Work required: Transcribe the entries that follow, word for word.

◆ ◆ ◆ ◆

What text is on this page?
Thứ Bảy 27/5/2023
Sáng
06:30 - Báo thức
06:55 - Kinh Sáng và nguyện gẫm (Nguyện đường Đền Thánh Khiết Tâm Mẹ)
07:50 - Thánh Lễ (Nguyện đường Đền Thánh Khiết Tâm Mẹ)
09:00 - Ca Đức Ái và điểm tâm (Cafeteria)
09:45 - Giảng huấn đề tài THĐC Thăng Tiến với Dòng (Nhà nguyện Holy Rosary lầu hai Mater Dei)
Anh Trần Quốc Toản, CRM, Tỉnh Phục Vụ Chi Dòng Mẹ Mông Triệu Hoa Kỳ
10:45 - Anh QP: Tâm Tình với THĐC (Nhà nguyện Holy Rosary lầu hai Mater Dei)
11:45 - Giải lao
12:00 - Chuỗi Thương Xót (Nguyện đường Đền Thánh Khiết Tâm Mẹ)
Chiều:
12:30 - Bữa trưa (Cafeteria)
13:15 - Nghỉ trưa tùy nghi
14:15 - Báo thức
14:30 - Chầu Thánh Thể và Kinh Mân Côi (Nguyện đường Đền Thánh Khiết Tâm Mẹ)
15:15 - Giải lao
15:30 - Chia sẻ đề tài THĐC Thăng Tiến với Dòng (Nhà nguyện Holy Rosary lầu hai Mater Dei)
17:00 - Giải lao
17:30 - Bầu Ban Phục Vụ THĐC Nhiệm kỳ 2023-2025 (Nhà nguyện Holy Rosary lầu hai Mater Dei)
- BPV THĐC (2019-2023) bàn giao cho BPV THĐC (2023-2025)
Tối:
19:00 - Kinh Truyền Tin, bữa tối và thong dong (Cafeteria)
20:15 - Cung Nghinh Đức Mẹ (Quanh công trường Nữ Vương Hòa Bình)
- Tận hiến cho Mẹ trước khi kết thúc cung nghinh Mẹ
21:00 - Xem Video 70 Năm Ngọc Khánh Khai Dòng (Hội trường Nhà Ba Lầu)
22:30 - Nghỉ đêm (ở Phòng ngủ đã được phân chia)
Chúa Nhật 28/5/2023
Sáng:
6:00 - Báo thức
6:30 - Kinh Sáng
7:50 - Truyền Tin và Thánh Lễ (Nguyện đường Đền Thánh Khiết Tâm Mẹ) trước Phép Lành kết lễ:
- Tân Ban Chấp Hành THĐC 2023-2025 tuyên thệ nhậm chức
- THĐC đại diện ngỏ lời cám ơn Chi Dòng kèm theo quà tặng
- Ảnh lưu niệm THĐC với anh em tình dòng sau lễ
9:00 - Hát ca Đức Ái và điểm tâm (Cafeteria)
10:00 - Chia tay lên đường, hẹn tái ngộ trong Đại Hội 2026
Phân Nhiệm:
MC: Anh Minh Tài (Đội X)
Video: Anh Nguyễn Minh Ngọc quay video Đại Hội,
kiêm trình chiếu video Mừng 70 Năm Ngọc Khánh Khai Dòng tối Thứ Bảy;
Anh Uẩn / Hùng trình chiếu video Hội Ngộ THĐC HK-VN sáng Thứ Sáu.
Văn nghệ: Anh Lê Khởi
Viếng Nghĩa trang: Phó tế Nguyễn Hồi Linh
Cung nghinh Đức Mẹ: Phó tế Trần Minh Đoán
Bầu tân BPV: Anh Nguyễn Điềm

◆ ◆ ◆ ◆

Expected answer:
What text is on this page?
Thứ Bảy 27/5/2023
Sáng
06:30 - Báo thức
06:55 - Kinh Sáng và nguyện gẫm (Nguyện đường Đền Thánh Khiết Tâm Mẹ)
07:50 - Thánh Lễ (Nguyện đường Đền Thánh Khiết Tâm Mẹ)
09:00 - Ca Đức Ái và điểm tâm (Cafeteria)
09:45 - Giảng huấn đề tài THĐC Thăng Tiến với Dòng (Nhà nguyện Holy Rosary lầu hai Mater Dei)
Anh Trần Quốc Toản, CRM, Tỉnh Phục Vụ Chi Dòng Mẹ Mông Triệu Hoa Kỳ
10:45 - Anh QP: Tâm Tình với THĐC (Nhà nguyện Holy Rosary lầu hai Mater Dei)
11:45 - Giải lao
12:00 - Chuỗi Thương Xót (Nguyện đường Đền Thánh Khiết Tâm Mẹ)
Chiều:
12:30 - Bữa trưa (Cafeteria)
13:15 - Nghỉ trưa tùy nghi
14:15 - Báo thức
14:30 - Chầu Thánh Thể và Kinh Mân Côi (Nguyện đường Đền Thánh Khiết Tâm Mẹ)
15:15 - Giải lao
15:30 - Chia sẻ đề tài THĐC Thăng Tiến với Dòng (Nhà nguyện Holy Rosary lầu hai Mater Dei)
17:00 - Giải lao
17:30 - Bầu Ban Phục Vụ THĐC Nhiệm kỳ 2023-2025 (Nhà nguyện Holy Rosary lầu hai Mater Dei)
- BPV THĐC (2019-2023) bàn giao cho BPV THĐC (2023-2025)
Tối:
19:00 - Kinh Truyền Tin, bữa tối và thong dong (Cafeteria)
20:15 - Cung Nghinh Đức Mẹ (Quanh công trường Nữ Vương Hòa Bình)
- Tận hiến cho Mẹ trước khi kết thúc cung nghinh Mẹ
21:00 - Xem Video 70 Năm Ngọc Khánh Khai Dòng (Hội trường Nhà Ba Lầu)
22:30 - Nghỉ đêm (ở Phòng ngủ đã được phân chia)
Chúa Nhật 28/5/2023
Sáng:
6:00 - Báo thức
6:30 - Kinh Sáng
7:50 - Truyền Tin và Thánh Lễ (Nguyện đường Đền Thánh Khiết Tâm Mẹ) trước Phép Lành kết lễ:
- Tân Ban Chấp Hành THĐC 2023-2025 tuyên thệ nhậm chức
- THĐC đại diện ngỏ lời cám ơn Chi Dòng kèm theo quà tặng
- Ảnh lưu niệm THĐC với anh em tình dòng sau lễ
9:00 - Hát ca Đức Ái và điểm tâm (Cafeteria)
10:00 - Chia tay lên đường, hẹn tái ngộ trong Đại Hội 2026
Phân Nhiệm:
MC: Anh Minh Tài (Đội X)
Video: Anh Nguyễn Minh Ngọc quay video Đại Hội,
kiêm trình chiếu video Mừng 70 Năm Ngọc Khánh Khai Dòng tối Thứ Bảy;
Anh Uẩn / Hùng trình chiếu video Hội Ngộ THĐC HK-VN sáng Thứ Sáu.
Văn nghệ: Anh Lê Khởi
Viếng Nghĩa trang: Phó tế Nguyễn Hồi Linh
Cung nghinh Đức Mẹ: Phó tế Trần Minh Đoán
Bầu tân BPV: Anh Nguyễn Điềm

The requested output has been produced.